** begin **

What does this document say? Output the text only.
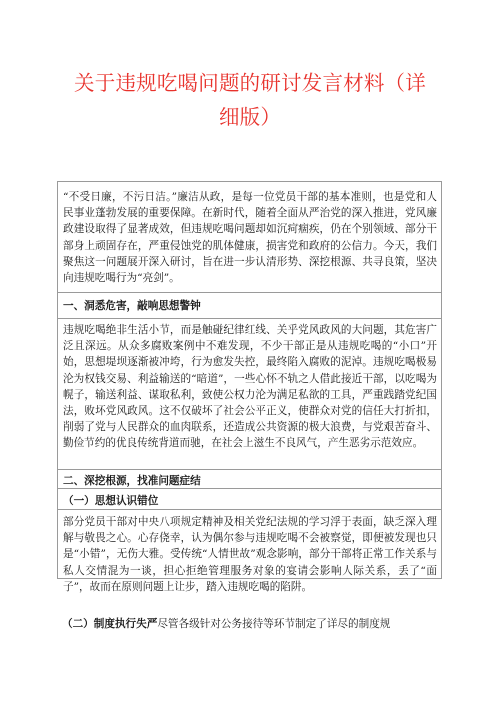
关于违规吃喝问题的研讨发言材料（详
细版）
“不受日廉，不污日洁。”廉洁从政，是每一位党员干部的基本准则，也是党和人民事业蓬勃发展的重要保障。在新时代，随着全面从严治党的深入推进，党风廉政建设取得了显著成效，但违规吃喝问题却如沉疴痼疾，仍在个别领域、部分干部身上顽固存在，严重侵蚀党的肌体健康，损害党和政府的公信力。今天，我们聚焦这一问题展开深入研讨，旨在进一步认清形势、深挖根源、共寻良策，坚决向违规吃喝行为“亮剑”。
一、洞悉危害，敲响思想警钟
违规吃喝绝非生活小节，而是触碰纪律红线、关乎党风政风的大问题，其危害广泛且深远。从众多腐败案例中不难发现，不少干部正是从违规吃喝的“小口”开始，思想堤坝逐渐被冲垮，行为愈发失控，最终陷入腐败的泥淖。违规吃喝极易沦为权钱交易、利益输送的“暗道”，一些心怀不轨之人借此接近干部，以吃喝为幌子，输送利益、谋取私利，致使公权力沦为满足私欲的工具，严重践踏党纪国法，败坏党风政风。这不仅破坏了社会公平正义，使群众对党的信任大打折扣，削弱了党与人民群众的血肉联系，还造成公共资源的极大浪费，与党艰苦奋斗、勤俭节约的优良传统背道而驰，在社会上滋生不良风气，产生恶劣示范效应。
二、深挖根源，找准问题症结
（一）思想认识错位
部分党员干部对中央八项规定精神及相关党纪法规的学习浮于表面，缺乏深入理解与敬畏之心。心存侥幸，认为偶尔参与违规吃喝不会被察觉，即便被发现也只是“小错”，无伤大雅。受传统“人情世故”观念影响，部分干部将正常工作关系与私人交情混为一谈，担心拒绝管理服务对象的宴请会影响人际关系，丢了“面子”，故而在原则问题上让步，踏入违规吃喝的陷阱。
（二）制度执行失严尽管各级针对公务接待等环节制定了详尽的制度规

** end **
** begin **

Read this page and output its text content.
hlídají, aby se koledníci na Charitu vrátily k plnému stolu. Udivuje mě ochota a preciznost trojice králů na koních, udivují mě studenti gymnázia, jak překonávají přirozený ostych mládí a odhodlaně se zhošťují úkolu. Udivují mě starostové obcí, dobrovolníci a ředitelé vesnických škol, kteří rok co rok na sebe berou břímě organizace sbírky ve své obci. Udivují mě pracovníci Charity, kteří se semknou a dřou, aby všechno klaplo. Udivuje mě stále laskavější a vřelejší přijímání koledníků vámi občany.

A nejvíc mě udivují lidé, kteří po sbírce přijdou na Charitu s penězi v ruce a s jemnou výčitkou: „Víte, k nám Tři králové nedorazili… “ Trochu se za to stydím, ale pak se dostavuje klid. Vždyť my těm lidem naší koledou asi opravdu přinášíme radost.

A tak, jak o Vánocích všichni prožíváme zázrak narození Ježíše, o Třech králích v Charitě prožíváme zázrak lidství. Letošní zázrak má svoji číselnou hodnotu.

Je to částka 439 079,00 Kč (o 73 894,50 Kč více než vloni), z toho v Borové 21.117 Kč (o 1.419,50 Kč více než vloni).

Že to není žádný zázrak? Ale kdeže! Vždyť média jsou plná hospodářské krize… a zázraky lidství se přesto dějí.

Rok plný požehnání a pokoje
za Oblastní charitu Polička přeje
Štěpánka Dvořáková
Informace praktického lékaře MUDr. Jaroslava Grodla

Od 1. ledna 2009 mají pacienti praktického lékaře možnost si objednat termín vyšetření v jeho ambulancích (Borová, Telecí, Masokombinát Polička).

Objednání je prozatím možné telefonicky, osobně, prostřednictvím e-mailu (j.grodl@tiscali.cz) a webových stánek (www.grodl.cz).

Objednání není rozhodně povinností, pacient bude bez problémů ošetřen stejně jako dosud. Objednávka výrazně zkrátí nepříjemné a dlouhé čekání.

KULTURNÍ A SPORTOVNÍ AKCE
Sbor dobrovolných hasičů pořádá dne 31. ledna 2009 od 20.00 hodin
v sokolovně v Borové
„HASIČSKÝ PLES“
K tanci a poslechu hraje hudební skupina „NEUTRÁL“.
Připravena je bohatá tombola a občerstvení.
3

** end **
** begin **

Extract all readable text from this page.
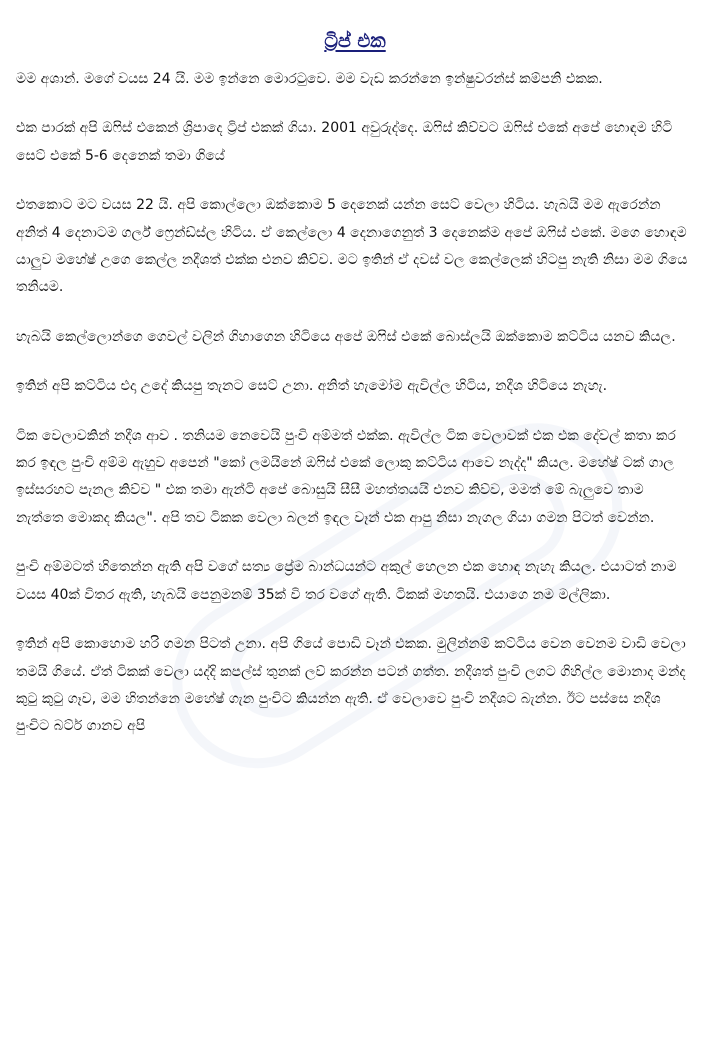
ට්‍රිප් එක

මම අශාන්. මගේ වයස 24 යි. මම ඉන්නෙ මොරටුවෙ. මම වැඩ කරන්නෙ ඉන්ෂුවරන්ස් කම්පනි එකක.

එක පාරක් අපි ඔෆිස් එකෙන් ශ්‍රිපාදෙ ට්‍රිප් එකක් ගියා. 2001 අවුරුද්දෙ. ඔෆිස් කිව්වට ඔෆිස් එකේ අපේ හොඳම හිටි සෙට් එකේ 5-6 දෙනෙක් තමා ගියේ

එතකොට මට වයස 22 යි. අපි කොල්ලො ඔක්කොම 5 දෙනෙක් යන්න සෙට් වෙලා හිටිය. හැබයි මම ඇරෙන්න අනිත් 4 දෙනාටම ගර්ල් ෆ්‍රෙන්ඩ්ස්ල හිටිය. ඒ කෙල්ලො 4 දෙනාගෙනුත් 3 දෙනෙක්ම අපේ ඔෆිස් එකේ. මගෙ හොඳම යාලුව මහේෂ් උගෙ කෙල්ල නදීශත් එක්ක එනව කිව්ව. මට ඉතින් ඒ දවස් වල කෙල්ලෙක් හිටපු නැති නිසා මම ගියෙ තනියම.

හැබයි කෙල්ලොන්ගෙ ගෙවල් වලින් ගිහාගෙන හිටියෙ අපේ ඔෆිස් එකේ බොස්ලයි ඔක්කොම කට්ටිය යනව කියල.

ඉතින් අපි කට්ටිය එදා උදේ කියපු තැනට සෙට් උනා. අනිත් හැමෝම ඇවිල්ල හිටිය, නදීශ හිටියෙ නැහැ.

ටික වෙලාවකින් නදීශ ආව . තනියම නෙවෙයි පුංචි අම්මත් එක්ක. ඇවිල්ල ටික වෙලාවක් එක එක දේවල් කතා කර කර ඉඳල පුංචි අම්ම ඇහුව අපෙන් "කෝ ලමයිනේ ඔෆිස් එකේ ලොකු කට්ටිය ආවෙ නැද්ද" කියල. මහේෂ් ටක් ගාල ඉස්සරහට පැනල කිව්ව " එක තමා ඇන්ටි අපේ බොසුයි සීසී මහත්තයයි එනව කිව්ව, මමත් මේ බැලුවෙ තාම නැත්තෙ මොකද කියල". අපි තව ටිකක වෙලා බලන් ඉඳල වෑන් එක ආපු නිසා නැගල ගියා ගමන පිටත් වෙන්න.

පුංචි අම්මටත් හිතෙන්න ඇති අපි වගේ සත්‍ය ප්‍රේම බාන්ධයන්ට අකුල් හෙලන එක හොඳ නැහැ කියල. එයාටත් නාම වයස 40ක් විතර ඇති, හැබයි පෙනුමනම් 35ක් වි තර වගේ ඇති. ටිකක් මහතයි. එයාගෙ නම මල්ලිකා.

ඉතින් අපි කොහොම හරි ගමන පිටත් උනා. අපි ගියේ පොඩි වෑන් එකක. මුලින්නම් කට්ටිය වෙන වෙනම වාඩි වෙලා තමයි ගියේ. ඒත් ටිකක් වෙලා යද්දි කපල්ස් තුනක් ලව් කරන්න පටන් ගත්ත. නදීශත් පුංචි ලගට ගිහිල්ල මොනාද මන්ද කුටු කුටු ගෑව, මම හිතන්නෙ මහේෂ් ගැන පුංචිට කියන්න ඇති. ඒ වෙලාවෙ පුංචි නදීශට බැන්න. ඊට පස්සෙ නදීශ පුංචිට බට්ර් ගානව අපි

** end **

=== The exercise ===
Find the lines of the material that hold the word "Polička" and report their count alone.

=== Task answer ===
2